### Work to be completed:
Check each line of the material. Copy those containing "this".

### Provided data:

◆ ◆ ◆ ◆ ◆

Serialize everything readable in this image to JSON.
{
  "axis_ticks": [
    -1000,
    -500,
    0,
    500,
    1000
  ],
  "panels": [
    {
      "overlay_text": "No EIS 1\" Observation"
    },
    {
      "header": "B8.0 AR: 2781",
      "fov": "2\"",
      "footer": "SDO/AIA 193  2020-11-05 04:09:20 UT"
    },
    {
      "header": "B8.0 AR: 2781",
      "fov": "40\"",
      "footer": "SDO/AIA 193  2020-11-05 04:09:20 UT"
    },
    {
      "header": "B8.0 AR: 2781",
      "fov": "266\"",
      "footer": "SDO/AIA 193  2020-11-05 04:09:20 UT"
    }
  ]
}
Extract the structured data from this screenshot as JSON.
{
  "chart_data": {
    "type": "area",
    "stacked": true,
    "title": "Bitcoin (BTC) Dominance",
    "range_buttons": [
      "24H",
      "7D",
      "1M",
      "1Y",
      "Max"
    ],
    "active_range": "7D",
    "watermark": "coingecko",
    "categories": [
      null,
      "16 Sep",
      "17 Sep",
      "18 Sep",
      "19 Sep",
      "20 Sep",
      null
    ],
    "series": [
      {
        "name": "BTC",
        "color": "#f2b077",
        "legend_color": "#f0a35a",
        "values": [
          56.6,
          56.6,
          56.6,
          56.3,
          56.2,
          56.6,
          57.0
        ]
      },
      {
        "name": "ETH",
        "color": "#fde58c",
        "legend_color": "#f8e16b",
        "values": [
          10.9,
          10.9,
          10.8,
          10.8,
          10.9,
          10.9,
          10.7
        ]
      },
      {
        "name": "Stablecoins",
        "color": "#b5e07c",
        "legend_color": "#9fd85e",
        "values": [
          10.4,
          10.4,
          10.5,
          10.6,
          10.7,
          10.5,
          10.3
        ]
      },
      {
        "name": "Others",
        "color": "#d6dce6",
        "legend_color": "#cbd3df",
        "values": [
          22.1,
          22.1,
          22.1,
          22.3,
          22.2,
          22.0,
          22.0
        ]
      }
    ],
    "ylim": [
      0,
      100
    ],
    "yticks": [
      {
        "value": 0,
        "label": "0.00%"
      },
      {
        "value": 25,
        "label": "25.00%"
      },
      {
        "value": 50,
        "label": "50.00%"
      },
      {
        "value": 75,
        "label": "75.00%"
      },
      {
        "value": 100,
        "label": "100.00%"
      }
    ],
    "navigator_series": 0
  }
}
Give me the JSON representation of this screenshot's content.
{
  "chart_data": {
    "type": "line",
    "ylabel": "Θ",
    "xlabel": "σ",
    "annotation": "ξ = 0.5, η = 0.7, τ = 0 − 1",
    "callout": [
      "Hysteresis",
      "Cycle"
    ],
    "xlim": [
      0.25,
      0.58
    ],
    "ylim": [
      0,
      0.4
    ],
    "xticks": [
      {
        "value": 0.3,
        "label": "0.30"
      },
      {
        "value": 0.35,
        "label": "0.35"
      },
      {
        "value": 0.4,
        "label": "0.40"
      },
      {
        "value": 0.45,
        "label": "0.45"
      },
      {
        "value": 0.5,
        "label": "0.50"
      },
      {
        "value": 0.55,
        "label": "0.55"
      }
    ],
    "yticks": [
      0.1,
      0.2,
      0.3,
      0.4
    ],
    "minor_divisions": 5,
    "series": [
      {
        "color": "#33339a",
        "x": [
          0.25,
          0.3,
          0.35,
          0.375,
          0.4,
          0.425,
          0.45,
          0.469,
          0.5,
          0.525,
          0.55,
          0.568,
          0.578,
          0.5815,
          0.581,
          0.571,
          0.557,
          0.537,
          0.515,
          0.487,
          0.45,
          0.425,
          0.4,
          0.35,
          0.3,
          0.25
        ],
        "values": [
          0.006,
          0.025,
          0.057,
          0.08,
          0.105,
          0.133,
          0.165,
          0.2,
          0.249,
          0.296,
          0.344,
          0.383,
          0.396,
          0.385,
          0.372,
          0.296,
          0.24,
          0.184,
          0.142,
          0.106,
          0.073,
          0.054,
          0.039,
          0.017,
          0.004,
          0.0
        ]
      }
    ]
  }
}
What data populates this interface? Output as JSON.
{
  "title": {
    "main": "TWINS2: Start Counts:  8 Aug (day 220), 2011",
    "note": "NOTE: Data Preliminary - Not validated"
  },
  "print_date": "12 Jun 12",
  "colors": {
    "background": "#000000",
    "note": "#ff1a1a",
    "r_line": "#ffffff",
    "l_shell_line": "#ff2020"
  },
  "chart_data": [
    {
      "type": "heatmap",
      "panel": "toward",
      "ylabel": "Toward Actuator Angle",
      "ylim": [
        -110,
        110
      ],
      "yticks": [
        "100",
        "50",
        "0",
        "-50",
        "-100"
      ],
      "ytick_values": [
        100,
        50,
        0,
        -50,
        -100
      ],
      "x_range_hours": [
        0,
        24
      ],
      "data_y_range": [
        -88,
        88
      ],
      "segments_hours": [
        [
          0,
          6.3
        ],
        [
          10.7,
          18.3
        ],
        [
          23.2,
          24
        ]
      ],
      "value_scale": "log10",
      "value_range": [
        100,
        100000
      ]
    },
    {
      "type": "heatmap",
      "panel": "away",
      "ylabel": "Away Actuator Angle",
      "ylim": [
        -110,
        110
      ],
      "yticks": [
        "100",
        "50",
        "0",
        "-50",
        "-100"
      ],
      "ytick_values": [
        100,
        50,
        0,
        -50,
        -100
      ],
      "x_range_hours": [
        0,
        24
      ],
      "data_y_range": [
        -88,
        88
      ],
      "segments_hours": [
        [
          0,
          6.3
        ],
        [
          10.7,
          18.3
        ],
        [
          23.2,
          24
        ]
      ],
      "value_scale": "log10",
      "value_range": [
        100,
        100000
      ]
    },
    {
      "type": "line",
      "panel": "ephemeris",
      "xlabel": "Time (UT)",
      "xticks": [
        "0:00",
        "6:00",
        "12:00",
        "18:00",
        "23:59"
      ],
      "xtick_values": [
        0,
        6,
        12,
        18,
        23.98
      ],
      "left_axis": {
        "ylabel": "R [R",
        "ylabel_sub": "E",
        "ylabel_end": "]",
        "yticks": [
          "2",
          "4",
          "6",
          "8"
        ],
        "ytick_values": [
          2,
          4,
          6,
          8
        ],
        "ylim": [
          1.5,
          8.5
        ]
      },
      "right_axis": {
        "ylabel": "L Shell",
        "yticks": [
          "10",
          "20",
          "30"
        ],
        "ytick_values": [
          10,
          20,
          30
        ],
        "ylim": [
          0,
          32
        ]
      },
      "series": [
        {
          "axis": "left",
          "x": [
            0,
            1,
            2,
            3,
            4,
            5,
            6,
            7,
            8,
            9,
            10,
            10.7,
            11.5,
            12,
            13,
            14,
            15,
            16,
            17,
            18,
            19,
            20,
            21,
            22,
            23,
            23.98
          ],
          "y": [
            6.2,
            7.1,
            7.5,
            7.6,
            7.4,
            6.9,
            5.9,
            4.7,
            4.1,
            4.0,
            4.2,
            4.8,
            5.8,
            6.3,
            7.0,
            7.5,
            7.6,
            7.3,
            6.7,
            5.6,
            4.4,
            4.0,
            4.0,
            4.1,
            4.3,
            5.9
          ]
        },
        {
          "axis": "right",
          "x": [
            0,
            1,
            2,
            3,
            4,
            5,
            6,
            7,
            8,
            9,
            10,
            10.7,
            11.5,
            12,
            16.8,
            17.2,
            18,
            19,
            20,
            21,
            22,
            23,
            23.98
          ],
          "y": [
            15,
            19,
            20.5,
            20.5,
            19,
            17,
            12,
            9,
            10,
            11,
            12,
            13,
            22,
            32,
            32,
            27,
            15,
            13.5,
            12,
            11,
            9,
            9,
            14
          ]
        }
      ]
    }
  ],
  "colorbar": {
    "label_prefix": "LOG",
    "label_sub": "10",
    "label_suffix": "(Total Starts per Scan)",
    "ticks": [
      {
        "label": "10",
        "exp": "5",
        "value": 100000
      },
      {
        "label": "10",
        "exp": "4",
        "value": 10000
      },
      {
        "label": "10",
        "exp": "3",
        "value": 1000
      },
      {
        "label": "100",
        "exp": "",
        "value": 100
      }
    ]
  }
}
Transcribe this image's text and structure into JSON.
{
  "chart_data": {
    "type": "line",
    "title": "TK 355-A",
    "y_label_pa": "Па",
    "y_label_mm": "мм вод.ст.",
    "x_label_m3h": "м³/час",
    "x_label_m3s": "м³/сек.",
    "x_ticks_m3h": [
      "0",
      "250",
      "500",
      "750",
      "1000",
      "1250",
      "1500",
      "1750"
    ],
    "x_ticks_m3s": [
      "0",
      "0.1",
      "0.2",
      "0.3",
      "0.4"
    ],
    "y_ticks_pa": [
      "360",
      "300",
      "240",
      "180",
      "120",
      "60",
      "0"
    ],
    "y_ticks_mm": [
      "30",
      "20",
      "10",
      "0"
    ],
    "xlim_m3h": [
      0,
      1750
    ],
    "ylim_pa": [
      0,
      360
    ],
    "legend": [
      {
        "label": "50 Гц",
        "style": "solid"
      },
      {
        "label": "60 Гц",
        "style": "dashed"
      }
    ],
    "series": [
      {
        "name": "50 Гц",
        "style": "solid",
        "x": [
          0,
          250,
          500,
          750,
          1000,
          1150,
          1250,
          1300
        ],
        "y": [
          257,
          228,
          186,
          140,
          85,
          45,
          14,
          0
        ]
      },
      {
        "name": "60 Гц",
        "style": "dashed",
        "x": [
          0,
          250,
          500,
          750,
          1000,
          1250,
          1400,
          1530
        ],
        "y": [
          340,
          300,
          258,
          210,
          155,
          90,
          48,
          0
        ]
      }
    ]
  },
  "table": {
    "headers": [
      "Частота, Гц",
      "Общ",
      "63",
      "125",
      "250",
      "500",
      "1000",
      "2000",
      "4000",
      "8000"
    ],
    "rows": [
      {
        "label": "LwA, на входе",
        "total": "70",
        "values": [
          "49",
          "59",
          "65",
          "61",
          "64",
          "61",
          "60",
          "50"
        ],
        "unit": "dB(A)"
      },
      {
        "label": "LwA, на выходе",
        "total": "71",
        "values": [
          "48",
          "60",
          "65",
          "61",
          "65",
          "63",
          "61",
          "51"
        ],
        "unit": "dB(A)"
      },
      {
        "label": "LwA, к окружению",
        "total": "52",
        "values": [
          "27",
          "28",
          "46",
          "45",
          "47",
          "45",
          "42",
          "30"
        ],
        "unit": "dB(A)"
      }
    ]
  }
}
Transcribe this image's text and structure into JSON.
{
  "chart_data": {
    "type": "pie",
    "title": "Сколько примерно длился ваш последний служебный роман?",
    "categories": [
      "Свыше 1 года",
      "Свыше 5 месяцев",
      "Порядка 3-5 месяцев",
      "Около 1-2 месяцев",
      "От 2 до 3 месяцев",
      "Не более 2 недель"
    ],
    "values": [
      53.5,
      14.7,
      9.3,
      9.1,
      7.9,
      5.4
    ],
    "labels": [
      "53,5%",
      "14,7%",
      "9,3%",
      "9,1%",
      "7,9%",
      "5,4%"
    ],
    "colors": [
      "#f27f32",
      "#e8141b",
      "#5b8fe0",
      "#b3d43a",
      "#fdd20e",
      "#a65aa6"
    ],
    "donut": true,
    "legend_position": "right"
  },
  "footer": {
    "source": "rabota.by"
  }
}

◆ ◆ ◆ ◆ ◆

### Full solution:
Serialize everything readable in this image to JSON.
Extract the structured data from this screenshot as JSON.
Give me the JSON representation of this screenshot's content.
What data populates this interface? Output as JSON.
Transcribe this image's text and structure into JSON.
Transcribe this image's text and structure into JSON.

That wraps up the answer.